* **TASK DIRECTIONS**
Write out the material exactly, leaving every picture behind.
====
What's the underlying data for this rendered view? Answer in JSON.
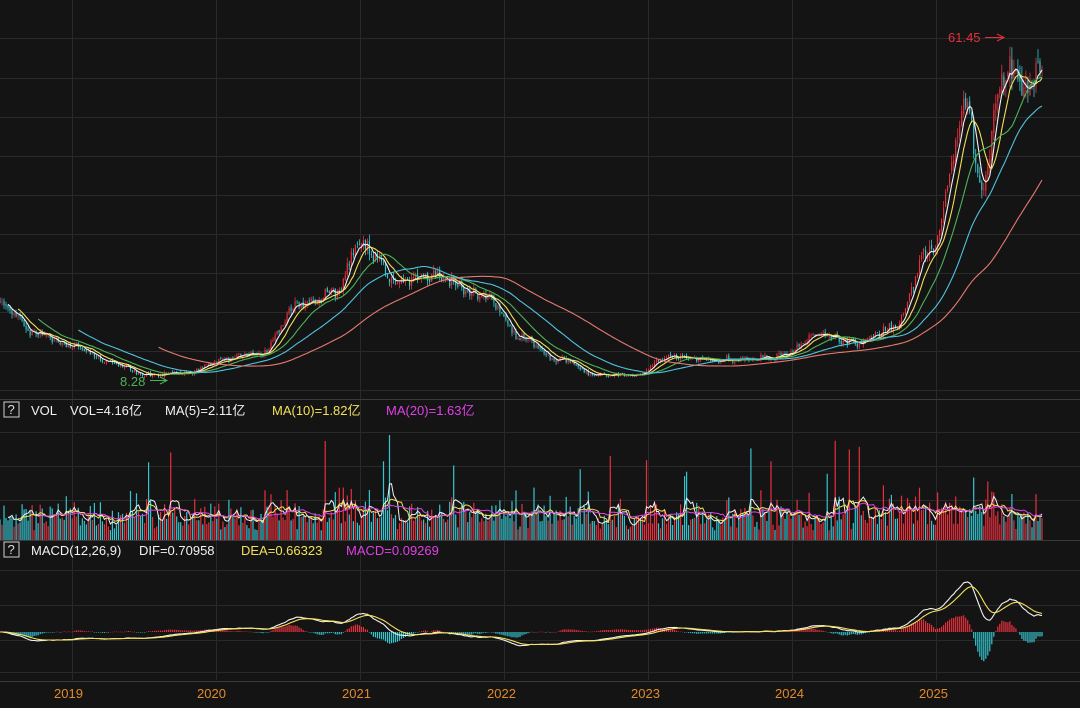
{
  "colors": {
    "background": "#141414",
    "grid": "#2a2a2a",
    "up": "#e5303d",
    "down": "#35c5cf",
    "ma_white": "#f2f2f2",
    "ma_yellow": "#f3e15a",
    "ma_green": "#4db35a",
    "ma_cyan": "#4fc3df",
    "ma_salmon": "#e8796f",
    "magenta": "#e040e8",
    "year_axis": "#e08a2a",
    "price_high_label": "#e5303d",
    "price_low_label": "#4db35a"
  },
  "price_panel": {
    "high_label": "61.45",
    "low_label": "8.28"
  },
  "vol_panel": {
    "help_icon": "?",
    "name": "VOL",
    "vol": "VOL=4.16亿",
    "ma5": "MA(5)=2.11亿",
    "ma10": "MA(10)=1.82亿",
    "ma20": "MA(20)=1.63亿"
  },
  "macd_panel": {
    "help_icon": "?",
    "name": "MACD(12,26,9)",
    "dif": "DIF=0.70958",
    "dea": "DEA=0.66323",
    "macd": "MACD=0.09269"
  },
  "x_axis": {
    "years": [
      "2019",
      "2020",
      "2021",
      "2022",
      "2023",
      "2024",
      "2025"
    ]
  },
  "chart_data": [
    {
      "type": "line",
      "name": "price",
      "x": [
        "2018-10",
        "2019-01",
        "2019-04",
        "2019-07",
        "2019-10",
        "2020-01",
        "2020-04",
        "2020-07",
        "2020-10",
        "2021-01",
        "2021-03",
        "2021-06",
        "2021-09",
        "2022-01",
        "2022-04",
        "2022-07",
        "2022-10",
        "2023-01",
        "2023-04",
        "2023-07",
        "2023-10",
        "2024-01",
        "2024-04",
        "2024-07",
        "2024-10",
        "2025-01",
        "2025-04",
        "2025-05",
        "2025-07",
        "2025-09",
        "2025-10"
      ],
      "series": [
        {
          "values": [
            20.5,
            15.5,
            13.5,
            11,
            9,
            9.5,
            11.5,
            12.5,
            20,
            22,
            29.5,
            24,
            24.5,
            21.5,
            15,
            11.5,
            9.3,
            9,
            12,
            11.5,
            11.5,
            12,
            15.5,
            14,
            16.5,
            28.5,
            51,
            38,
            57,
            54,
            58
          ]
        }
      ],
      "annotations": [
        "61.45",
        "8.28"
      ]
    },
    {
      "type": "bar",
      "name": "volume",
      "legend": [
        "VOL=4.16亿",
        "MA(5)=2.11亿",
        "MA(10)=1.82亿",
        "MA(20)=1.63亿"
      ]
    },
    {
      "type": "line",
      "name": "macd",
      "legend": [
        "MACD(12,26,9)",
        "DIF=0.70958",
        "DEA=0.66323",
        "MACD=0.09269"
      ]
    }
  ]
}
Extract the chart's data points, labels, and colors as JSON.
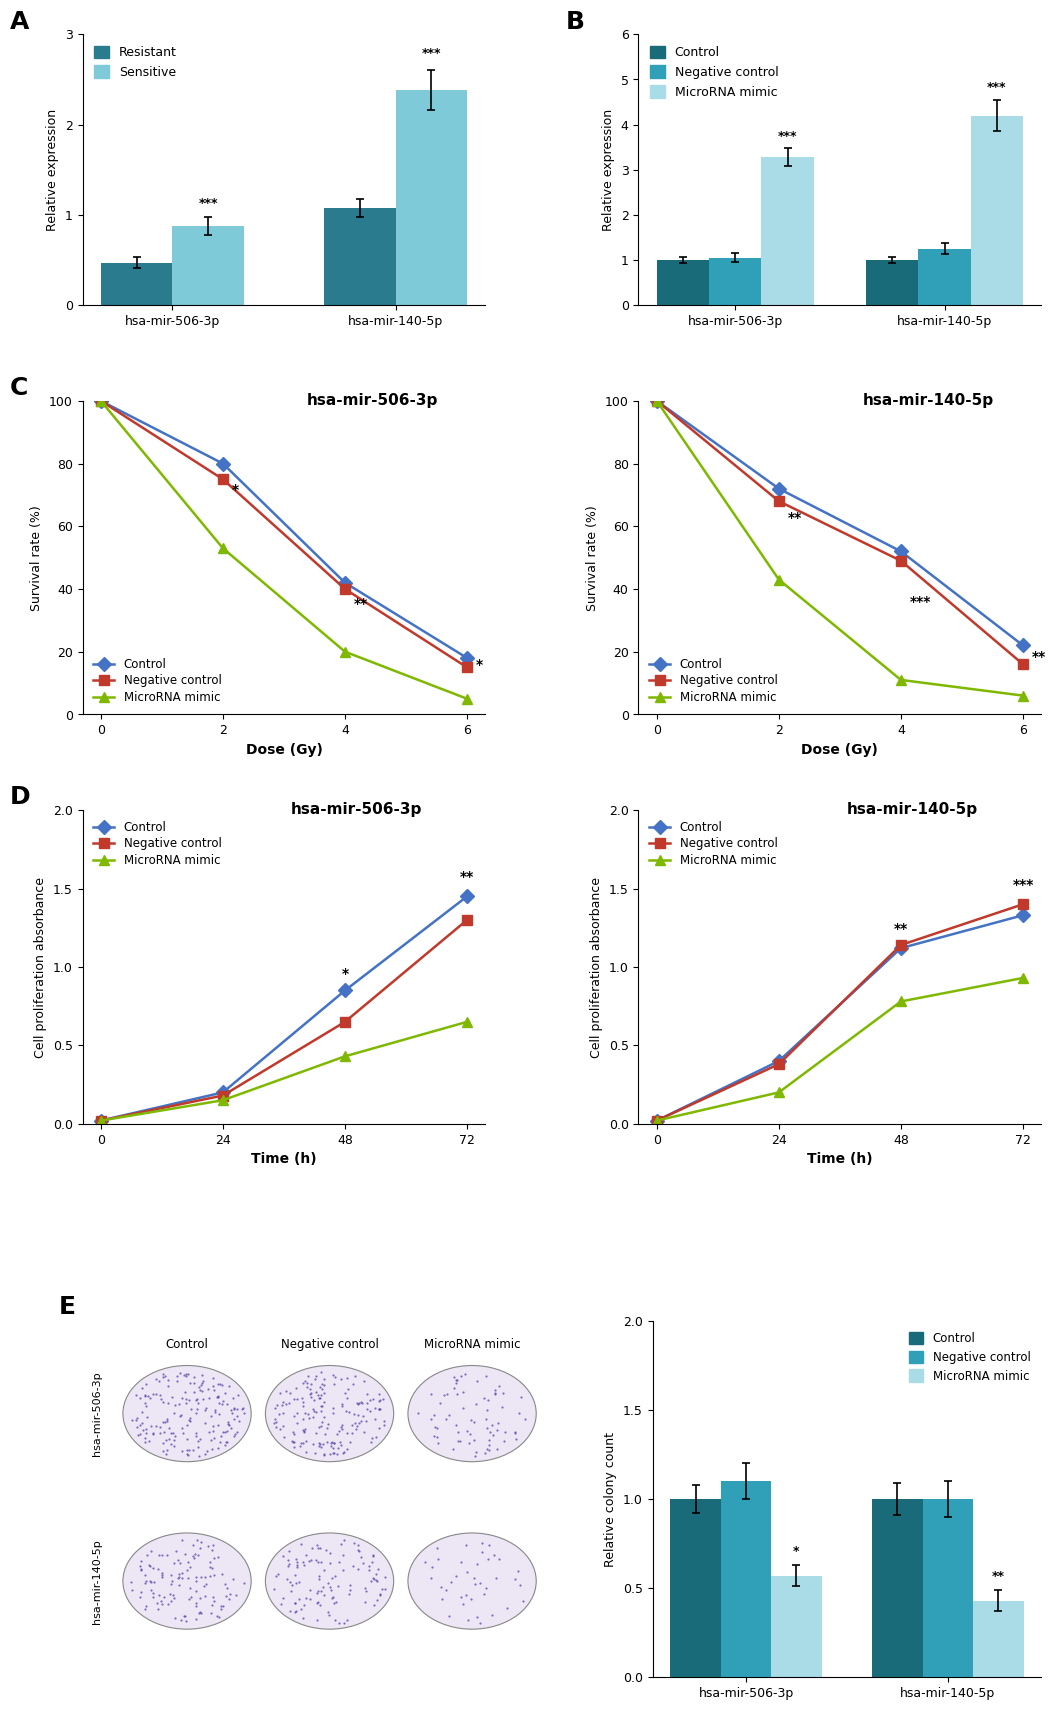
====
* **RESPONSE BELOW**
What's the underlying data for this rendered view? Answer in JSON.
{
  "colors": {
    "background": "#141414",
    "grid": "#2a2a2a",
    "up": "#e5303d",
    "down": "#35c5cf",
    "ma_white": "#f2f2f2",
    "ma_yellow": "#f3e15a",
    "ma_green": "#4db35a",
    "ma_cyan": "#4fc3df",
    "ma_salmon": "#e8796f",
    "magenta": "#e040e8",
    "year_axis": "#e08a2a",
    "price_high_label": "#e5303d",
    "price_low_label": "#4db35a"
  },
  "price_panel": {
    "high_label": "61.45",
    "low_label": "8.28"
  },
  "vol_panel": {
    "help_icon": "?",
    "name": "VOL",
    "vol": "VOL=4.16亿",
    "ma5": "MA(5)=2.11亿",
    "ma10": "MA(10)=1.82亿",
    "ma20": "MA(20)=1.63亿"
  },
  "macd_panel": {
    "help_icon": "?",
    "name": "MACD(12,26,9)",
    "dif": "DIF=0.70958",
    "dea": "DEA=0.66323",
    "macd": "MACD=0.09269"
  },
  "x_axis": {
    "years": [
      "2019",
      "2020",
      "2021",
      "2022",
      "2023",
      "2024",
      "2025"
    ]
  },
  "chart_data": [
    {
      "type": "line",
      "name": "price",
      "x": [
        "2018-10",
        "2019-01",
        "2019-04",
        "2019-07",
        "2019-10",
        "2020-01",
        "2020-04",
        "2020-07",
        "2020-10",
        "2021-01",
        "2021-03",
        "2021-06",
        "2021-09",
        "2022-01",
        "2022-04",
        "2022-07",
        "2022-10",
        "2023-01",
        "2023-04",
        "2023-07",
        "2023-10",
        "2024-01",
        "2024-04",
        "2024-07",
        "2024-10",
        "2025-01",
        "2025-04",
        "2025-05",
        "2025-07",
        "2025-09",
        "2025-10"
      ],
      "series": [
        {
          "values": [
            20.5,
            15.5,
            13.5,
            11,
            9,
            9.5,
            11.5,
            12.5,
            20,
            22,
            29.5,
            24,
            24.5,
            21.5,
            15,
            11.5,
            9.3,
            9,
            12,
            11.5,
            11.5,
            12,
            15.5,
            14,
            16.5,
            28.5,
            51,
            38,
            57,
            54,
            58
          ]
        }
      ],
      "annotations": [
        "61.45",
        "8.28"
      ]
    },
    {
      "type": "bar",
      "name": "volume",
      "legend": [
        "VOL=4.16亿",
        "MA(5)=2.11亿",
        "MA(10)=1.82亿",
        "MA(20)=1.63亿"
      ]
    },
    {
      "type": "line",
      "name": "macd",
      "legend": [
        "MACD(12,26,9)",
        "DIF=0.70958",
        "DEA=0.66323",
        "MACD=0.09269"
      ]
    }
  ]
}
Extract the chart's data points, labels, and colors as JSON.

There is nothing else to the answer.